[Dataset items]
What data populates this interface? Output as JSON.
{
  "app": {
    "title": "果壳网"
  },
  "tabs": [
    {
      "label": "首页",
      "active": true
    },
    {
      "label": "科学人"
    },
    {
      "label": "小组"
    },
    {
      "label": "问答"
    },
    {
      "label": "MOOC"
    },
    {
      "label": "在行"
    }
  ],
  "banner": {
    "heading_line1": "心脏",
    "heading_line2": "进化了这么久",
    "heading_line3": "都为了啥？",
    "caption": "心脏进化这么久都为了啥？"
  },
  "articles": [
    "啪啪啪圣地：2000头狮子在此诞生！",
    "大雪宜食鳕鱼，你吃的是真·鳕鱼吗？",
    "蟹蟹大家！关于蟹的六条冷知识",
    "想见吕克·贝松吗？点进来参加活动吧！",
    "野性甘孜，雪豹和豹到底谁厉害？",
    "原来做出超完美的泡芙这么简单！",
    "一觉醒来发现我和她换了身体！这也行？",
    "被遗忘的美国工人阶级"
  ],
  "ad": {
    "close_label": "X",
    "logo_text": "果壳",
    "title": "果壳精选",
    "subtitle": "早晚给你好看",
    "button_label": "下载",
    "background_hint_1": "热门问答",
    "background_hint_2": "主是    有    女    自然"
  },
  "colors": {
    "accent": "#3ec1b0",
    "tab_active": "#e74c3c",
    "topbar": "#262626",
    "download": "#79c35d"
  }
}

• [Aim of the task]: Transcribe every entry exactly.

• [Finished answer]:
What data populates this interface? Output as JSON.
{
  "app": {
    "title": "果壳网"
  },
  "tabs": [
    {
      "label": "首页",
      "active": true
    },
    {
      "label": "科学人"
    },
    {
      "label": "小组"
    },
    {
      "label": "问答"
    },
    {
      "label": "MOOC"
    },
    {
      "label": "在行"
    }
  ],
  "banner": {
    "heading_line1": "心脏",
    "heading_line2": "进化了这么久",
    "heading_line3": "都为了啥？",
    "caption": "心脏进化这么久都为了啥？"
  },
  "articles": [
    "啪啪啪圣地：2000头狮子在此诞生！",
    "大雪宜食鳕鱼，你吃的是真·鳕鱼吗？",
    "蟹蟹大家！关于蟹的六条冷知识",
    "想见吕克·贝松吗？点进来参加活动吧！",
    "野性甘孜，雪豹和豹到底谁厉害？",
    "原来做出超完美的泡芙这么简单！",
    "一觉醒来发现我和她换了身体！这也行？",
    "被遗忘的美国工人阶级"
  ],
  "ad": {
    "close_label": "X",
    "logo_text": "果壳",
    "title": "果壳精选",
    "subtitle": "早晚给你好看",
    "button_label": "下载",
    "background_hint_1": "热门问答",
    "background_hint_2": "主是    有    女    自然"
  },
  "colors": {
    "accent": "#3ec1b0",
    "tab_active": "#e74c3c",
    "topbar": "#262626",
    "download": "#79c35d"
  }
}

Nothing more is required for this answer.